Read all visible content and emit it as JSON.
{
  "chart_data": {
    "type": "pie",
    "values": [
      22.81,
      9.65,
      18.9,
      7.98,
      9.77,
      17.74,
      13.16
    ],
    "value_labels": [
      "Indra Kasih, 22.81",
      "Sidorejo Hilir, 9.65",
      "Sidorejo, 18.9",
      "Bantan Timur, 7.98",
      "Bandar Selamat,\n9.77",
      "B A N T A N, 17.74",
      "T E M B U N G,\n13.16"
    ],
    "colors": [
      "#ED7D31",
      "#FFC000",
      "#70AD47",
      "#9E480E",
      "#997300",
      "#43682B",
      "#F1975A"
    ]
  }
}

- [WRITTEN PROBLEM]: Repeat the data above, word for word.

- [ANSWER FOR THIS EXERCISE]:
Read all visible content and emit it as JSON.
{
  "chart_data": {
    "type": "pie",
    "values": [
      22.81,
      9.65,
      18.9,
      7.98,
      9.77,
      17.74,
      13.16
    ],
    "value_labels": [
      "Indra Kasih, 22.81",
      "Sidorejo Hilir, 9.65",
      "Sidorejo, 18.9",
      "Bantan Timur, 7.98",
      "Bandar Selamat,\n9.77",
      "B A N T A N, 17.74",
      "T E M B U N G,\n13.16"
    ],
    "colors": [
      "#ED7D31",
      "#FFC000",
      "#70AD47",
      "#9E480E",
      "#997300",
      "#43682B",
      "#F1975A"
    ]
  }
}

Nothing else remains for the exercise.